Records from a data collection
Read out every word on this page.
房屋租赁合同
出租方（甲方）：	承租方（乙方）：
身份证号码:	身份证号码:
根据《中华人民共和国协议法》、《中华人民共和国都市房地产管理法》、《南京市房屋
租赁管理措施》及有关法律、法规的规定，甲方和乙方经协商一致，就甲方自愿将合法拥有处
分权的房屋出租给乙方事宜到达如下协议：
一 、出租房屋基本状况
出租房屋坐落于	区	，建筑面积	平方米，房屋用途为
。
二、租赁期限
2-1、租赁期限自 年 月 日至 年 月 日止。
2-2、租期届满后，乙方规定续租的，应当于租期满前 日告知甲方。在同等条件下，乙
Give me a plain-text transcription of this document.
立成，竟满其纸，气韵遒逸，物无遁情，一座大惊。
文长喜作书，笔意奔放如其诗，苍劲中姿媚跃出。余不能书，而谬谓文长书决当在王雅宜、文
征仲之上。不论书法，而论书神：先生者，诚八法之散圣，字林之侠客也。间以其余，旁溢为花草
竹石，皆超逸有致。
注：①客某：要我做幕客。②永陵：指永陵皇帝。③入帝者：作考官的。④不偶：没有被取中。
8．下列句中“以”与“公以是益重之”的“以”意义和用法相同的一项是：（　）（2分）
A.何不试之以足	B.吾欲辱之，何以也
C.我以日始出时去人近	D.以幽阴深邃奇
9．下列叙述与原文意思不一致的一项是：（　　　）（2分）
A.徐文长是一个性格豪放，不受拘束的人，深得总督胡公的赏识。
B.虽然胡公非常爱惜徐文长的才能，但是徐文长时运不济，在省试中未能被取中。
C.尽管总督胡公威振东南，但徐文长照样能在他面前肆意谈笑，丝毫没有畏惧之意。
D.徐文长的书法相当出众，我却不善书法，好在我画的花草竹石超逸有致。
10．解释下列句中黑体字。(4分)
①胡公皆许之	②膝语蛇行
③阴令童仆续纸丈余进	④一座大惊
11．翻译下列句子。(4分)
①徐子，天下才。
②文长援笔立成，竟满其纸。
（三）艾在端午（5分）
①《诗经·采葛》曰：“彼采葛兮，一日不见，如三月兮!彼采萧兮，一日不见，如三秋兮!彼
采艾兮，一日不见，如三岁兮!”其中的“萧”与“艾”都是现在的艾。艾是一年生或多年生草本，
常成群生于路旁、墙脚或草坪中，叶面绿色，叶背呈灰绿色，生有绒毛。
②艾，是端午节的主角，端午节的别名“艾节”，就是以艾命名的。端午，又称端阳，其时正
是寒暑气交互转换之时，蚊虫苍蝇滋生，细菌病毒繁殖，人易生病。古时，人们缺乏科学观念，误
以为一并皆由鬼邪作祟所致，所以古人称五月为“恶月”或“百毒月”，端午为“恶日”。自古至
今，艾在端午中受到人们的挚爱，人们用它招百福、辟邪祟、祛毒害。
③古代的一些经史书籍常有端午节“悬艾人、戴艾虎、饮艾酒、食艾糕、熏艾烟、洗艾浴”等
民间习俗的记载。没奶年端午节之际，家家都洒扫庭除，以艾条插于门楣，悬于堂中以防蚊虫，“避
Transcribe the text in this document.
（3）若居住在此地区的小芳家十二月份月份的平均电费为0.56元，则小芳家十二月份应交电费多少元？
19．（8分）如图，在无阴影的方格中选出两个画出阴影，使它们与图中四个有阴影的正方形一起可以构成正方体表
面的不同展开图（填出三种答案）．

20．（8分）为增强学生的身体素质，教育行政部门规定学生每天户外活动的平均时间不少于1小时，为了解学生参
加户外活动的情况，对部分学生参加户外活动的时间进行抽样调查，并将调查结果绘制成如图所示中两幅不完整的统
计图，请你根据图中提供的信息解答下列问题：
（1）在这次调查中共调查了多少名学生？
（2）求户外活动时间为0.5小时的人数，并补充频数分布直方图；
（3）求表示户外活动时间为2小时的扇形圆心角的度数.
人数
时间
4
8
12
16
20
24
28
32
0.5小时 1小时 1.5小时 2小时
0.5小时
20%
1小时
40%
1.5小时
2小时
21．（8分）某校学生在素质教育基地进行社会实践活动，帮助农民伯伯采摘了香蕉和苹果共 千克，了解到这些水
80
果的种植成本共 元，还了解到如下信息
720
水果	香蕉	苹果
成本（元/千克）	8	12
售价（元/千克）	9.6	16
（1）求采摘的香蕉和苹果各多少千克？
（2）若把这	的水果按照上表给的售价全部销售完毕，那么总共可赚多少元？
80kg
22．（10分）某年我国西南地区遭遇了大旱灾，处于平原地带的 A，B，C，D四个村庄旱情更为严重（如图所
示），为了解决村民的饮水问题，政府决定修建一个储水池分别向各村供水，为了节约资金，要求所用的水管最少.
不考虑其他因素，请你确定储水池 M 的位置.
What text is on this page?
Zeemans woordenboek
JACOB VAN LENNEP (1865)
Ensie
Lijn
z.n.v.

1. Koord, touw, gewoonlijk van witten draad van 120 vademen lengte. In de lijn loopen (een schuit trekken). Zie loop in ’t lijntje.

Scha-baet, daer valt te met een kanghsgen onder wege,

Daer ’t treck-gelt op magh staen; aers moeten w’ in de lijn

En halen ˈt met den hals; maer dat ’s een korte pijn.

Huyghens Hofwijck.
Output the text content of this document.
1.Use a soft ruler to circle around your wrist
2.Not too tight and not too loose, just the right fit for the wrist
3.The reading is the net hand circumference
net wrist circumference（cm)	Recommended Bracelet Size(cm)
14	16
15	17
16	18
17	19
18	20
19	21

*Set problem*.
All of the entries above must be quoted exactly.

*Exercise response*.
Read out every word on this page.
房屋租赁合同
出租方（甲方）：	承租方（乙方）：
身份证号码:	身份证号码:
根据《中华人民共和国协议法》、《中华人民共和国都市房地产管理法》、《南京市房屋
租赁管理措施》及有关法律、法规的规定，甲方和乙方经协商一致，就甲方自愿将合法拥有处
分权的房屋出租给乙方事宜到达如下协议：
一 、出租房屋基本状况
出租房屋坐落于	区	，建筑面积	平方米，房屋用途为
。
二、租赁期限
2-1、租赁期限自 年 月 日至 年 月 日止。
2-2、租期届满后，乙方规定续租的，应当于租期满前 日告知甲方。在同等条件下，乙
Give me a plain-text transcription of this document.
立成，竟满其纸，气韵遒逸，物无遁情，一座大惊。
文长喜作书，笔意奔放如其诗，苍劲中姿媚跃出。余不能书，而谬谓文长书决当在王雅宜、文
征仲之上。不论书法，而论书神：先生者，诚八法之散圣，字林之侠客也。间以其余，旁溢为花草
竹石，皆超逸有致。
注：①客某：要我做幕客。②永陵：指永陵皇帝。③入帝者：作考官的。④不偶：没有被取中。
8．下列句中“以”与“公以是益重之”的“以”意义和用法相同的一项是：（　）（2分）
A.何不试之以足	B.吾欲辱之，何以也
C.我以日始出时去人近	D.以幽阴深邃奇
9．下列叙述与原文意思不一致的一项是：（　　　）（2分）
A.徐文长是一个性格豪放，不受拘束的人，深得总督胡公的赏识。
B.虽然胡公非常爱惜徐文长的才能，但是徐文长时运不济，在省试中未能被取中。
C.尽管总督胡公威振东南，但徐文长照样能在他面前肆意谈笑，丝毫没有畏惧之意。
D.徐文长的书法相当出众，我却不善书法，好在我画的花草竹石超逸有致。
10．解释下列句中黑体字。(4分)
①胡公皆许之	②膝语蛇行
③阴令童仆续纸丈余进	④一座大惊
11．翻译下列句子。(4分)
①徐子，天下才。
②文长援笔立成，竟满其纸。
（三）艾在端午（5分）
①《诗经·采葛》曰：“彼采葛兮，一日不见，如三月兮!彼采萧兮，一日不见，如三秋兮!彼
采艾兮，一日不见，如三岁兮!”其中的“萧”与“艾”都是现在的艾。艾是一年生或多年生草本，
常成群生于路旁、墙脚或草坪中，叶面绿色，叶背呈灰绿色，生有绒毛。
②艾，是端午节的主角，端午节的别名“艾节”，就是以艾命名的。端午，又称端阳，其时正
是寒暑气交互转换之时，蚊虫苍蝇滋生，细菌病毒繁殖，人易生病。古时，人们缺乏科学观念，误
以为一并皆由鬼邪作祟所致，所以古人称五月为“恶月”或“百毒月”，端午为“恶日”。自古至
今，艾在端午中受到人们的挚爱，人们用它招百福、辟邪祟、祛毒害。
③古代的一些经史书籍常有端午节“悬艾人、戴艾虎、饮艾酒、食艾糕、熏艾烟、洗艾浴”等
民间习俗的记载。没奶年端午节之际，家家都洒扫庭除，以艾条插于门楣，悬于堂中以防蚊虫，“避
Transcribe the text in this document.
（3）若居住在此地区的小芳家十二月份月份的平均电费为0.56元，则小芳家十二月份应交电费多少元？
19．（8分）如图，在无阴影的方格中选出两个画出阴影，使它们与图中四个有阴影的正方形一起可以构成正方体表
面的不同展开图（填出三种答案）．

20．（8分）为增强学生的身体素质，教育行政部门规定学生每天户外活动的平均时间不少于1小时，为了解学生参
加户外活动的情况，对部分学生参加户外活动的时间进行抽样调查，并将调查结果绘制成如图所示中两幅不完整的统
计图，请你根据图中提供的信息解答下列问题：
（1）在这次调查中共调查了多少名学生？
（2）求户外活动时间为0.5小时的人数，并补充频数分布直方图；
（3）求表示户外活动时间为2小时的扇形圆心角的度数.
人数
时间
4
8
12
16
20
24
28
32
0.5小时 1小时 1.5小时 2小时
0.5小时
20%
1小时
40%
1.5小时
2小时
21．（8分）某校学生在素质教育基地进行社会实践活动，帮助农民伯伯采摘了香蕉和苹果共 千克，了解到这些水
80
果的种植成本共 元，还了解到如下信息
720
水果	香蕉	苹果
成本（元/千克）	8	12
售价（元/千克）	9.6	16
（1）求采摘的香蕉和苹果各多少千克？
（2）若把这	的水果按照上表给的售价全部销售完毕，那么总共可赚多少元？
80kg
22．（10分）某年我国西南地区遭遇了大旱灾，处于平原地带的 A，B，C，D四个村庄旱情更为严重（如图所
示），为了解决村民的饮水问题，政府决定修建一个储水池分别向各村供水，为了节约资金，要求所用的水管最少.
不考虑其他因素，请你确定储水池 M 的位置.
What text is on this page?
Zeemans woordenboek
JACOB VAN LENNEP (1865)
Ensie
Lijn
z.n.v.

1. Koord, touw, gewoonlijk van witten draad van 120 vademen lengte. In de lijn loopen (een schuit trekken). Zie loop in ’t lijntje.

Scha-baet, daer valt te met een kanghsgen onder wege,

Daer ’t treck-gelt op magh staen; aers moeten w’ in de lijn

En halen ˈt met den hals; maer dat ’s een korte pijn.

Huyghens Hofwijck.
Output the text content of this document.
1.Use a soft ruler to circle around your wrist
2.Not too tight and not too loose, just the right fit for the wrist
3.The reading is the net hand circumference
net wrist circumference（cm)	Recommended Bracelet Size(cm)
14	16
15	17
16	18
17	19
18	20
19	21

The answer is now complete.